WHAT YOU NEED TO DO: In the records below, find each line with "pestilences" and copy it.

THE DATA:
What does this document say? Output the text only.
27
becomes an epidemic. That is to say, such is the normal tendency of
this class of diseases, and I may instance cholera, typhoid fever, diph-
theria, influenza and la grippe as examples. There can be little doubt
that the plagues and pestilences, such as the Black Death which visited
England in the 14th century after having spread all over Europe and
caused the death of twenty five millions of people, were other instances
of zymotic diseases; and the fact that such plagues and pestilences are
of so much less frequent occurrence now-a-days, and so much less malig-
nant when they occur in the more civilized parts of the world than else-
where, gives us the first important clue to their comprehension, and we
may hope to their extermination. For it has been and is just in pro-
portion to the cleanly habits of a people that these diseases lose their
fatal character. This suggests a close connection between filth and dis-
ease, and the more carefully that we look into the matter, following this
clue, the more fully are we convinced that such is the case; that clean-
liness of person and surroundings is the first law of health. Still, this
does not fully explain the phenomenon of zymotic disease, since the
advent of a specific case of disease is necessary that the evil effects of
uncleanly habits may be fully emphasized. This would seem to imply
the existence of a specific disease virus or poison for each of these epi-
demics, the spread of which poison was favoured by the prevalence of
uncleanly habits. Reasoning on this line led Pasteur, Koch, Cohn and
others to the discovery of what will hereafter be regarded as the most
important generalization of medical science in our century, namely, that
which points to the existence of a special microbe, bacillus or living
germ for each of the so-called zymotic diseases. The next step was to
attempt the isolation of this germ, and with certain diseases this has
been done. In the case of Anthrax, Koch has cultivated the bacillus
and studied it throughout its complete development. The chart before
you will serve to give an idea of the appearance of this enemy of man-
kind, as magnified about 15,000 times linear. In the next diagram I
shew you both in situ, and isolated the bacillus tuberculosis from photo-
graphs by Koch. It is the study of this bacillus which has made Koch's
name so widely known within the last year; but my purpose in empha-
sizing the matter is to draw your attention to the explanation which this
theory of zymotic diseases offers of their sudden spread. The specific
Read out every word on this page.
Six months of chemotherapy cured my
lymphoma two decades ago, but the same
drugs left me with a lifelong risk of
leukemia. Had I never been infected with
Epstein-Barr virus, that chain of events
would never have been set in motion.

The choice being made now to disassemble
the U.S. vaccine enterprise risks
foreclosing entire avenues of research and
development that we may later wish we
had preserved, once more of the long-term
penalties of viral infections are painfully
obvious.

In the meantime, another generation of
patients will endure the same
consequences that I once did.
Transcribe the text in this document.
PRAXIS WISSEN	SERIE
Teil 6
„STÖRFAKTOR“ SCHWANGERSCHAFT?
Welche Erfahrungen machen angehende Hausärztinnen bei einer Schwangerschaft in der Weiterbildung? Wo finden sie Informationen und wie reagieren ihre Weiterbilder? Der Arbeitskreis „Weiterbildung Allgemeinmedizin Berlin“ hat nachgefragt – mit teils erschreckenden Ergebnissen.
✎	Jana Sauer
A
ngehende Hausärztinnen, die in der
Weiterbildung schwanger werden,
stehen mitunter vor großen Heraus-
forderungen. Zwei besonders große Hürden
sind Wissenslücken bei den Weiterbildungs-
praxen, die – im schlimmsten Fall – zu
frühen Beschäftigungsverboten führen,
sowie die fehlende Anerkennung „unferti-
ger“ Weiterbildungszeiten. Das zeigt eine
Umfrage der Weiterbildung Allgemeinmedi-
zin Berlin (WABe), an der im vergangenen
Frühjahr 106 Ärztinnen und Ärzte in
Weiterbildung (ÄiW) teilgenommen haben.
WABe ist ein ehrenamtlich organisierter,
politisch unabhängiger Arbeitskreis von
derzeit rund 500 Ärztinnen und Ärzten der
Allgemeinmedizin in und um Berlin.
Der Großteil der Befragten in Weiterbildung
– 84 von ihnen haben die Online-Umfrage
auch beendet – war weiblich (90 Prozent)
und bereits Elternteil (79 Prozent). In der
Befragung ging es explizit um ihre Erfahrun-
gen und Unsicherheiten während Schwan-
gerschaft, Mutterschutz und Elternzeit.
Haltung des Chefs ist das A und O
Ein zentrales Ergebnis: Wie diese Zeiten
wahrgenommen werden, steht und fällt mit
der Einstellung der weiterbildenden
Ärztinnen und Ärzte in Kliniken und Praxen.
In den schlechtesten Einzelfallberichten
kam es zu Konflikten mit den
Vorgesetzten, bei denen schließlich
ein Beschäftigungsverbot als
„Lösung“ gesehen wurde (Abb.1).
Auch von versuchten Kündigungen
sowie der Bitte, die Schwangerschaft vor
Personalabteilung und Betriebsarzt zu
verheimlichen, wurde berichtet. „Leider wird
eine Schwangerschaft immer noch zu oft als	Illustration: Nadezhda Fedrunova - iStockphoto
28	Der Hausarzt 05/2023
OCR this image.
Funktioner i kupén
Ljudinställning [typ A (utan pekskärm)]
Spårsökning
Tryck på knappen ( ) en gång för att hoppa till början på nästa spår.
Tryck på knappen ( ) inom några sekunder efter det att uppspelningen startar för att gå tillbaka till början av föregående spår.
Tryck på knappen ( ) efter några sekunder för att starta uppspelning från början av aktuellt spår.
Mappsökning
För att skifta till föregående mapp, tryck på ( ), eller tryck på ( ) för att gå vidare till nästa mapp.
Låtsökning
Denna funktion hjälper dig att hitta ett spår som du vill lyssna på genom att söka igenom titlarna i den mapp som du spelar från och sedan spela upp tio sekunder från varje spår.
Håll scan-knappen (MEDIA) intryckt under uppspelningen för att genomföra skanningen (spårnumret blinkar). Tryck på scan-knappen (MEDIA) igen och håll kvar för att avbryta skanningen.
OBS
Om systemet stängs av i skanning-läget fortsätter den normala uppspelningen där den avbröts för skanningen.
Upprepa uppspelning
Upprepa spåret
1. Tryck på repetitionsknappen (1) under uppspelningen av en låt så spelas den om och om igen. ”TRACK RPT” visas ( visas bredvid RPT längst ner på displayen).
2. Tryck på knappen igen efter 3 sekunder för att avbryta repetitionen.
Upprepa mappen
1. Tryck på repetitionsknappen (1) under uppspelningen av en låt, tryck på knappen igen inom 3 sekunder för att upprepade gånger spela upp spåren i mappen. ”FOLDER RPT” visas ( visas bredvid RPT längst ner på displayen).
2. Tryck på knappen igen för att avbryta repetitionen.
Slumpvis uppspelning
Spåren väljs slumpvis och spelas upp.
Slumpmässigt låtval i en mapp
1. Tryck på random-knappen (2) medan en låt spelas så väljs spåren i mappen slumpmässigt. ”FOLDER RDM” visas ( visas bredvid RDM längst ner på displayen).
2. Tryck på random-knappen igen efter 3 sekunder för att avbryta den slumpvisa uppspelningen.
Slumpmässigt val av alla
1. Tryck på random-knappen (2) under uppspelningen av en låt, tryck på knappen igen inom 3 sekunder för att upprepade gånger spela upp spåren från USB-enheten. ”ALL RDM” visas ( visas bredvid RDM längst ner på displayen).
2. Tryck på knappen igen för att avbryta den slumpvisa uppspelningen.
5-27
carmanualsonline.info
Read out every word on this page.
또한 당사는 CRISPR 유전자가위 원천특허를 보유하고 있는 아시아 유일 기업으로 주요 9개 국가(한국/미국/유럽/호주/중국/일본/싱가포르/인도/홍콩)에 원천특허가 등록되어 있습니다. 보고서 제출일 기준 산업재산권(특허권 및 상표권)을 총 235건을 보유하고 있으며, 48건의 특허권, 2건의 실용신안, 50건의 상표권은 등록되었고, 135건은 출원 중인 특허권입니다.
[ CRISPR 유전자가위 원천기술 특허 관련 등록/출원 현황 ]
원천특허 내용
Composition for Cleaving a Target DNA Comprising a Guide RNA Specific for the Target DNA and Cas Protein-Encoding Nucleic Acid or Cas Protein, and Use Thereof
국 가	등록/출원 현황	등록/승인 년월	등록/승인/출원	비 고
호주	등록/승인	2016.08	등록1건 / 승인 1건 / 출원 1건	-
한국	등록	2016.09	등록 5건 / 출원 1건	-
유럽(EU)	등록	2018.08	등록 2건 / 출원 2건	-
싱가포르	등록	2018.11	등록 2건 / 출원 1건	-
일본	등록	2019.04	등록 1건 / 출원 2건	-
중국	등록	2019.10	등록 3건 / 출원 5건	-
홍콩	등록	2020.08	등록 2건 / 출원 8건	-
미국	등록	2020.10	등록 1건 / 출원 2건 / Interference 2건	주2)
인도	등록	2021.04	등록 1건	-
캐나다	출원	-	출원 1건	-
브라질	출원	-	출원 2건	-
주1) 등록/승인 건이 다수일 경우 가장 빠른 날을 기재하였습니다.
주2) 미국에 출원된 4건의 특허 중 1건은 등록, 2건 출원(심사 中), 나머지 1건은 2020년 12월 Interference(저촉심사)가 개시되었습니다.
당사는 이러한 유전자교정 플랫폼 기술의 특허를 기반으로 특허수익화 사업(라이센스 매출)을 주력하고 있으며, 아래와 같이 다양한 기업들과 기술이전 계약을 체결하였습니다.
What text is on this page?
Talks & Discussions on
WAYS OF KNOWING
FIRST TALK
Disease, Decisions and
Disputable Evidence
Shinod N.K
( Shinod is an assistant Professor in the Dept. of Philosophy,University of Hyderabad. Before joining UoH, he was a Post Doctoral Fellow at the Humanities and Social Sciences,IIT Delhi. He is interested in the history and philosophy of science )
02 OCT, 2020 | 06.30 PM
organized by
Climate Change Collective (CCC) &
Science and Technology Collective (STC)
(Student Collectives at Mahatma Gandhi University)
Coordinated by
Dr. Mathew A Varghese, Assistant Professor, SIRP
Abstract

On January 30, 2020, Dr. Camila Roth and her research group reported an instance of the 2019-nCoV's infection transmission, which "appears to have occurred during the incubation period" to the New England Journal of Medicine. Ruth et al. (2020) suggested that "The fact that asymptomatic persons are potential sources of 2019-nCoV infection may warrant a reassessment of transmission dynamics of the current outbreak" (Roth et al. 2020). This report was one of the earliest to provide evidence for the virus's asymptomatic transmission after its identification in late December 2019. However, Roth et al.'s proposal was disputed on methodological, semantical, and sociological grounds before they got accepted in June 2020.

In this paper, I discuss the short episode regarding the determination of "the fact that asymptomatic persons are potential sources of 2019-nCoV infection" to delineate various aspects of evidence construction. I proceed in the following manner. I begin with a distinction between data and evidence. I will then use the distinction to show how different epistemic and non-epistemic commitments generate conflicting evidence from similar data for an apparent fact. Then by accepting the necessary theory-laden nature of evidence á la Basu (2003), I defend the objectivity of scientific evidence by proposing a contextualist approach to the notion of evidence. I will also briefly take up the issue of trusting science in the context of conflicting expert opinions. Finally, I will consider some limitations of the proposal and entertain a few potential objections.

YOUR RESPONSE:
that the plagues and pestilences, such as the Black Death which visited
of zymotic diseases; and the fact that such plagues and pestilences are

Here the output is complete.